**SOURCE DATA**
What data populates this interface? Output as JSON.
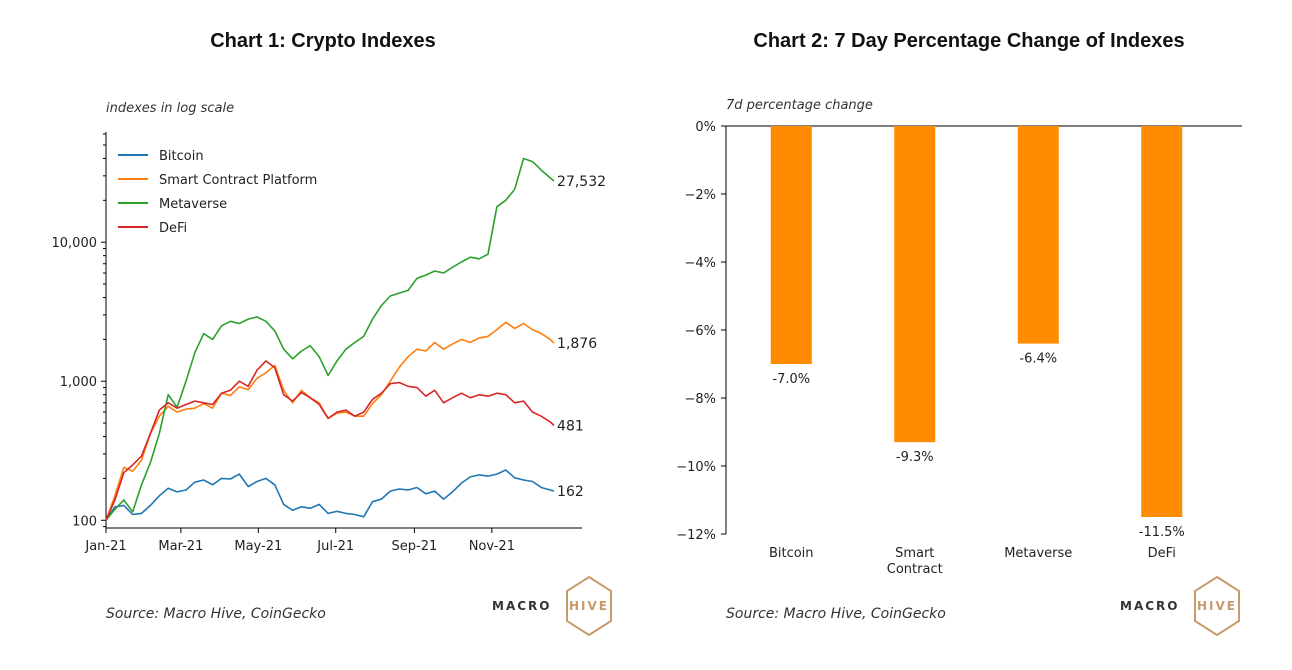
{
  "left": {
    "title": "Chart 1: Crypto Indexes",
    "source": "Source: Macro Hive, CoinGecko",
    "logo": {
      "part1": "MACRO",
      "part2": "HIVE"
    },
    "chart_data": {
      "type": "line",
      "subtitle": "indexes in log scale",
      "yscale": "log",
      "ylim": [
        88,
        62000
      ],
      "yticks": [
        {
          "v": 100,
          "label": "100"
        },
        {
          "v": 1000,
          "label": "1,000"
        },
        {
          "v": 10000,
          "label": "10,000"
        }
      ],
      "xlim": [
        "2021-01-01",
        "2021-12-31"
      ],
      "xticks": [
        {
          "x": "2021-01-01",
          "label": "Jan-21"
        },
        {
          "x": "2021-03-01",
          "label": "Mar-21"
        },
        {
          "x": "2021-05-01",
          "label": "May-21"
        },
        {
          "x": "2021-07-01",
          "label": "Jul-21"
        },
        {
          "x": "2021-09-01",
          "label": "Sep-21"
        },
        {
          "x": "2021-11-01",
          "label": "Nov-21"
        }
      ],
      "legend": "top-left",
      "grid": false,
      "series": [
        {
          "name": "Bitcoin",
          "color": "#1f77b4",
          "end_label": "162",
          "points": [
            [
              "2021-01-01",
              100
            ],
            [
              "2021-01-08",
              125
            ],
            [
              "2021-01-15",
              128
            ],
            [
              "2021-01-22",
              110
            ],
            [
              "2021-01-29",
              112
            ],
            [
              "2021-02-05",
              128
            ],
            [
              "2021-02-12",
              150
            ],
            [
              "2021-02-19",
              170
            ],
            [
              "2021-02-26",
              160
            ],
            [
              "2021-03-05",
              165
            ],
            [
              "2021-03-12",
              188
            ],
            [
              "2021-03-19",
              195
            ],
            [
              "2021-03-26",
              180
            ],
            [
              "2021-04-02",
              200
            ],
            [
              "2021-04-09",
              198
            ],
            [
              "2021-04-16",
              215
            ],
            [
              "2021-04-23",
              175
            ],
            [
              "2021-04-30",
              190
            ],
            [
              "2021-05-07",
              200
            ],
            [
              "2021-05-14",
              180
            ],
            [
              "2021-05-21",
              130
            ],
            [
              "2021-05-28",
              118
            ],
            [
              "2021-06-04",
              125
            ],
            [
              "2021-06-11",
              122
            ],
            [
              "2021-06-18",
              130
            ],
            [
              "2021-06-25",
              112
            ],
            [
              "2021-07-02",
              116
            ],
            [
              "2021-07-09",
              112
            ],
            [
              "2021-07-16",
              110
            ],
            [
              "2021-07-23",
              106
            ],
            [
              "2021-07-30",
              136
            ],
            [
              "2021-08-06",
              142
            ],
            [
              "2021-08-13",
              162
            ],
            [
              "2021-08-20",
              168
            ],
            [
              "2021-08-27",
              165
            ],
            [
              "2021-09-03",
              172
            ],
            [
              "2021-09-10",
              155
            ],
            [
              "2021-09-17",
              162
            ],
            [
              "2021-09-24",
              142
            ],
            [
              "2021-10-01",
              160
            ],
            [
              "2021-10-08",
              185
            ],
            [
              "2021-10-15",
              205
            ],
            [
              "2021-10-22",
              212
            ],
            [
              "2021-10-29",
              208
            ],
            [
              "2021-11-05",
              215
            ],
            [
              "2021-11-12",
              230
            ],
            [
              "2021-11-19",
              202
            ],
            [
              "2021-11-26",
              195
            ],
            [
              "2021-12-03",
              190
            ],
            [
              "2021-12-10",
              172
            ],
            [
              "2021-12-17",
              165
            ],
            [
              "2021-12-20",
              162
            ]
          ]
        },
        {
          "name": "Smart Contract Platform",
          "color": "#ff7f0e",
          "end_label": "1,876",
          "points": [
            [
              "2021-01-01",
              100
            ],
            [
              "2021-01-08",
              150
            ],
            [
              "2021-01-15",
              240
            ],
            [
              "2021-01-22",
              225
            ],
            [
              "2021-01-29",
              270
            ],
            [
              "2021-02-05",
              420
            ],
            [
              "2021-02-12",
              560
            ],
            [
              "2021-02-19",
              660
            ],
            [
              "2021-02-26",
              600
            ],
            [
              "2021-03-05",
              630
            ],
            [
              "2021-03-12",
              640
            ],
            [
              "2021-03-19",
              690
            ],
            [
              "2021-03-26",
              640
            ],
            [
              "2021-04-02",
              820
            ],
            [
              "2021-04-09",
              790
            ],
            [
              "2021-04-16",
              910
            ],
            [
              "2021-04-23",
              870
            ],
            [
              "2021-04-30",
              1050
            ],
            [
              "2021-05-07",
              1150
            ],
            [
              "2021-05-14",
              1300
            ],
            [
              "2021-05-21",
              860
            ],
            [
              "2021-05-28",
              700
            ],
            [
              "2021-06-04",
              860
            ],
            [
              "2021-06-11",
              760
            ],
            [
              "2021-06-18",
              700
            ],
            [
              "2021-06-25",
              540
            ],
            [
              "2021-07-02",
              590
            ],
            [
              "2021-07-09",
              600
            ],
            [
              "2021-07-16",
              560
            ],
            [
              "2021-07-23",
              560
            ],
            [
              "2021-07-30",
              690
            ],
            [
              "2021-08-06",
              800
            ],
            [
              "2021-08-13",
              1000
            ],
            [
              "2021-08-20",
              1260
            ],
            [
              "2021-08-27",
              1500
            ],
            [
              "2021-09-03",
              1700
            ],
            [
              "2021-09-10",
              1650
            ],
            [
              "2021-09-17",
              1900
            ],
            [
              "2021-09-24",
              1700
            ],
            [
              "2021-10-01",
              1850
            ],
            [
              "2021-10-08",
              2000
            ],
            [
              "2021-10-15",
              1900
            ],
            [
              "2021-10-22",
              2050
            ],
            [
              "2021-10-29",
              2100
            ],
            [
              "2021-11-05",
              2350
            ],
            [
              "2021-11-12",
              2650
            ],
            [
              "2021-11-19",
              2400
            ],
            [
              "2021-11-26",
              2600
            ],
            [
              "2021-12-03",
              2350
            ],
            [
              "2021-12-10",
              2200
            ],
            [
              "2021-12-17",
              2000
            ],
            [
              "2021-12-20",
              1876
            ]
          ]
        },
        {
          "name": "Metaverse",
          "color": "#2ca02c",
          "end_label": "27,532",
          "points": [
            [
              "2021-01-01",
              100
            ],
            [
              "2021-01-08",
              120
            ],
            [
              "2021-01-15",
              140
            ],
            [
              "2021-01-22",
              115
            ],
            [
              "2021-01-29",
              180
            ],
            [
              "2021-02-05",
              260
            ],
            [
              "2021-02-12",
              420
            ],
            [
              "2021-02-19",
              800
            ],
            [
              "2021-02-26",
              650
            ],
            [
              "2021-03-05",
              1000
            ],
            [
              "2021-03-12",
              1600
            ],
            [
              "2021-03-19",
              2200
            ],
            [
              "2021-03-26",
              2000
            ],
            [
              "2021-04-02",
              2500
            ],
            [
              "2021-04-09",
              2700
            ],
            [
              "2021-04-16",
              2600
            ],
            [
              "2021-04-23",
              2800
            ],
            [
              "2021-04-30",
              2900
            ],
            [
              "2021-05-07",
              2700
            ],
            [
              "2021-05-14",
              2300
            ],
            [
              "2021-05-21",
              1700
            ],
            [
              "2021-05-28",
              1450
            ],
            [
              "2021-06-04",
              1650
            ],
            [
              "2021-06-11",
              1800
            ],
            [
              "2021-06-18",
              1500
            ],
            [
              "2021-06-25",
              1100
            ],
            [
              "2021-07-02",
              1400
            ],
            [
              "2021-07-09",
              1700
            ],
            [
              "2021-07-16",
              1900
            ],
            [
              "2021-07-23",
              2100
            ],
            [
              "2021-07-30",
              2800
            ],
            [
              "2021-08-06",
              3500
            ],
            [
              "2021-08-13",
              4100
            ],
            [
              "2021-08-20",
              4300
            ],
            [
              "2021-08-27",
              4500
            ],
            [
              "2021-09-03",
              5500
            ],
            [
              "2021-09-10",
              5800
            ],
            [
              "2021-09-17",
              6200
            ],
            [
              "2021-09-24",
              6000
            ],
            [
              "2021-10-01",
              6600
            ],
            [
              "2021-10-08",
              7200
            ],
            [
              "2021-10-15",
              7800
            ],
            [
              "2021-10-22",
              7600
            ],
            [
              "2021-10-29",
              8200
            ],
            [
              "2021-11-05",
              18000
            ],
            [
              "2021-11-12",
              20000
            ],
            [
              "2021-11-19",
              24000
            ],
            [
              "2021-11-26",
              40000
            ],
            [
              "2021-12-03",
              38000
            ],
            [
              "2021-12-10",
              33000
            ],
            [
              "2021-12-17",
              29000
            ],
            [
              "2021-12-20",
              27532
            ]
          ]
        },
        {
          "name": "DeFi",
          "color": "#d62728",
          "end_label": "481",
          "points": [
            [
              "2021-01-01",
              100
            ],
            [
              "2021-01-08",
              140
            ],
            [
              "2021-01-15",
              220
            ],
            [
              "2021-01-22",
              250
            ],
            [
              "2021-01-29",
              290
            ],
            [
              "2021-02-05",
              420
            ],
            [
              "2021-02-12",
              620
            ],
            [
              "2021-02-19",
              700
            ],
            [
              "2021-02-26",
              640
            ],
            [
              "2021-03-05",
              680
            ],
            [
              "2021-03-12",
              720
            ],
            [
              "2021-03-19",
              700
            ],
            [
              "2021-03-26",
              680
            ],
            [
              "2021-04-02",
              820
            ],
            [
              "2021-04-09",
              860
            ],
            [
              "2021-04-16",
              1000
            ],
            [
              "2021-04-23",
              920
            ],
            [
              "2021-04-30",
              1200
            ],
            [
              "2021-05-07",
              1400
            ],
            [
              "2021-05-14",
              1250
            ],
            [
              "2021-05-21",
              800
            ],
            [
              "2021-05-28",
              720
            ],
            [
              "2021-06-04",
              830
            ],
            [
              "2021-06-11",
              760
            ],
            [
              "2021-06-18",
              680
            ],
            [
              "2021-06-25",
              540
            ],
            [
              "2021-07-02",
              600
            ],
            [
              "2021-07-09",
              620
            ],
            [
              "2021-07-16",
              560
            ],
            [
              "2021-07-23",
              600
            ],
            [
              "2021-07-30",
              740
            ],
            [
              "2021-08-06",
              820
            ],
            [
              "2021-08-13",
              960
            ],
            [
              "2021-08-20",
              980
            ],
            [
              "2021-08-27",
              920
            ],
            [
              "2021-09-03",
              900
            ],
            [
              "2021-09-10",
              780
            ],
            [
              "2021-09-17",
              860
            ],
            [
              "2021-09-24",
              700
            ],
            [
              "2021-10-01",
              760
            ],
            [
              "2021-10-08",
              820
            ],
            [
              "2021-10-15",
              760
            ],
            [
              "2021-10-22",
              800
            ],
            [
              "2021-10-29",
              780
            ],
            [
              "2021-11-05",
              820
            ],
            [
              "2021-11-12",
              800
            ],
            [
              "2021-11-19",
              700
            ],
            [
              "2021-11-26",
              720
            ],
            [
              "2021-12-03",
              600
            ],
            [
              "2021-12-10",
              560
            ],
            [
              "2021-12-17",
              510
            ],
            [
              "2021-12-20",
              481
            ]
          ]
        }
      ]
    }
  },
  "right": {
    "title": "Chart 2: 7 Day Percentage Change of Indexes",
    "source": "Source: Macro Hive, CoinGecko",
    "logo": {
      "part1": "MACRO",
      "part2": "HIVE"
    },
    "chart_data": {
      "type": "bar",
      "subtitle": "7d percentage change",
      "categories": [
        "Bitcoin",
        "Smart Contract",
        "Metaverse",
        "DeFi"
      ],
      "values": [
        -7.0,
        -9.3,
        -6.4,
        -11.5
      ],
      "value_labels": [
        "-7.0%",
        "-9.3%",
        "-6.4%",
        "-11.5%"
      ],
      "ylim": [
        -12,
        0
      ],
      "yticks": [
        {
          "v": 0,
          "label": "0%"
        },
        {
          "v": -2,
          "label": "−2%"
        },
        {
          "v": -4,
          "label": "−4%"
        },
        {
          "v": -6,
          "label": "−6%"
        },
        {
          "v": -8,
          "label": "−8%"
        },
        {
          "v": -10,
          "label": "−10%"
        },
        {
          "v": -12,
          "label": "−12%"
        }
      ],
      "color": "#ff8c00",
      "grid": false
    }
  }
}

**TASK**
Identify every line where the string "subtitle" appears.

**ANSWER TO THIS EXERCISE**
      "subtitle": "indexes in log scale",
      "subtitle": "7d percentage change",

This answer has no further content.